WHAT YOU NEED TO DO - Copy the records below line for line, with no changes.

EXCERPTED DATA -

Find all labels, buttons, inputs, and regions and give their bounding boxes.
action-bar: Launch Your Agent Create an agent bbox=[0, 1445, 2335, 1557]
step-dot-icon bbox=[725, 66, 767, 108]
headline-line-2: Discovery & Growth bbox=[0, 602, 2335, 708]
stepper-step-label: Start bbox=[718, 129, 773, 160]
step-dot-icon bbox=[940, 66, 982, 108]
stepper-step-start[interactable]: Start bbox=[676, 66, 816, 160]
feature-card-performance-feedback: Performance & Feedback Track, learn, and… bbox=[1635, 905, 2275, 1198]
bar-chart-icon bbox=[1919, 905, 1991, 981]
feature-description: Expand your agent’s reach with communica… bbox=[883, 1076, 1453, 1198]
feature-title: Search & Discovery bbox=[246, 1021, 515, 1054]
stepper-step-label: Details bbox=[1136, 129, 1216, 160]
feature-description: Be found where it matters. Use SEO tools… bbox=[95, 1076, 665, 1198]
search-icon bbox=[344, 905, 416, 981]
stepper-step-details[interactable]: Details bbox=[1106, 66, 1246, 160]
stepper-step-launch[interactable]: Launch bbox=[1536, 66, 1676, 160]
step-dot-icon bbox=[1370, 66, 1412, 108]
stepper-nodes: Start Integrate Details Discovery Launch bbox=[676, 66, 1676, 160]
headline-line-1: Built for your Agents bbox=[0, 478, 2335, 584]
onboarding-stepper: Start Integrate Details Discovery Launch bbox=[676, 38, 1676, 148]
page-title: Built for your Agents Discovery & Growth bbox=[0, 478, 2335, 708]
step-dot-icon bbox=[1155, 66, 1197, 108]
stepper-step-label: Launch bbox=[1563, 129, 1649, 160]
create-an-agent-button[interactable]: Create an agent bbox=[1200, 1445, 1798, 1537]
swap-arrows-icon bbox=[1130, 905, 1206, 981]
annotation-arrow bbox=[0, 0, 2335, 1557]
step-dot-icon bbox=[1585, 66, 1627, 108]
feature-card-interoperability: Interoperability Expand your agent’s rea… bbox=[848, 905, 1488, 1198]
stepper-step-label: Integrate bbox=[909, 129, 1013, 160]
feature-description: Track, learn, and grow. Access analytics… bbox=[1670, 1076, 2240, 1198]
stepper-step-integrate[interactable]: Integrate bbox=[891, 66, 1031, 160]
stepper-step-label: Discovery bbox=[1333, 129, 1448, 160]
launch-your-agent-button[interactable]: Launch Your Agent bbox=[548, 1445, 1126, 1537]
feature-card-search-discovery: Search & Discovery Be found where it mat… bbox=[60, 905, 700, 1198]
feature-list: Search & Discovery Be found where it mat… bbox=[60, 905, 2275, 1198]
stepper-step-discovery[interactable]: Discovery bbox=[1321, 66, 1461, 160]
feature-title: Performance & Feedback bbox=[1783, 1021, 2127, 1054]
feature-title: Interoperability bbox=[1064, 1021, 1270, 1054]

EXERCISE OUTPUT -
Find all labels, buttons, inputs, and regions and give their bounding boxes.
action-bar: Launch Your Agent Create an agent bbox=[0, 1445, 2335, 1557]
step-dot-icon bbox=[725, 66, 767, 108]
headline-line-2: Discovery & Growth bbox=[0, 602, 2335, 708]
stepper-step-label: Start bbox=[718, 129, 773, 160]
step-dot-icon bbox=[940, 66, 982, 108]
stepper-step-start[interactable]: Start bbox=[676, 66, 816, 160]
feature-card-performance-feedback: Performance & Feedback Track, learn, and… bbox=[1635, 905, 2275, 1198]
bar-chart-icon bbox=[1919, 905, 1991, 981]
feature-description: Expand your agent’s reach with communica… bbox=[883, 1076, 1453, 1198]
feature-title: Search & Discovery bbox=[246, 1021, 515, 1054]
stepper-step-label: Details bbox=[1136, 129, 1216, 160]
feature-description: Be found where it matters. Use SEO tools… bbox=[95, 1076, 665, 1198]
search-icon bbox=[344, 905, 416, 981]
stepper-step-details[interactable]: Details bbox=[1106, 66, 1246, 160]
stepper-step-launch[interactable]: Launch bbox=[1536, 66, 1676, 160]
step-dot-icon bbox=[1370, 66, 1412, 108]
stepper-nodes: Start Integrate Details Discovery Launch bbox=[676, 66, 1676, 160]
headline-line-1: Built for your Agents bbox=[0, 478, 2335, 584]
onboarding-stepper: Start Integrate Details Discovery Launch bbox=[676, 38, 1676, 148]
page-title: Built for your Agents Discovery & Growth bbox=[0, 478, 2335, 708]
step-dot-icon bbox=[1155, 66, 1197, 108]
stepper-step-label: Launch bbox=[1563, 129, 1649, 160]
create-an-agent-button[interactable]: Create an agent bbox=[1200, 1445, 1798, 1537]
swap-arrows-icon bbox=[1130, 905, 1206, 981]
annotation-arrow bbox=[0, 0, 2335, 1557]
step-dot-icon bbox=[1585, 66, 1627, 108]
feature-card-interoperability: Interoperability Expand your agent’s rea… bbox=[848, 905, 1488, 1198]
stepper-step-label: Integrate bbox=[909, 129, 1013, 160]
feature-description: Track, learn, and grow. Access analytics… bbox=[1670, 1076, 2240, 1198]
stepper-step-integrate[interactable]: Integrate bbox=[891, 66, 1031, 160]
stepper-step-label: Discovery bbox=[1333, 129, 1448, 160]
launch-your-agent-button[interactable]: Launch Your Agent bbox=[548, 1445, 1126, 1537]
feature-card-search-discovery: Search & Discovery Be found where it mat… bbox=[60, 905, 700, 1198]
feature-list: Search & Discovery Be found where it mat… bbox=[60, 905, 2275, 1198]
stepper-step-discovery[interactable]: Discovery bbox=[1321, 66, 1461, 160]
feature-title: Performance & Feedback bbox=[1783, 1021, 2127, 1054]
feature-title: Interoperability bbox=[1064, 1021, 1270, 1054]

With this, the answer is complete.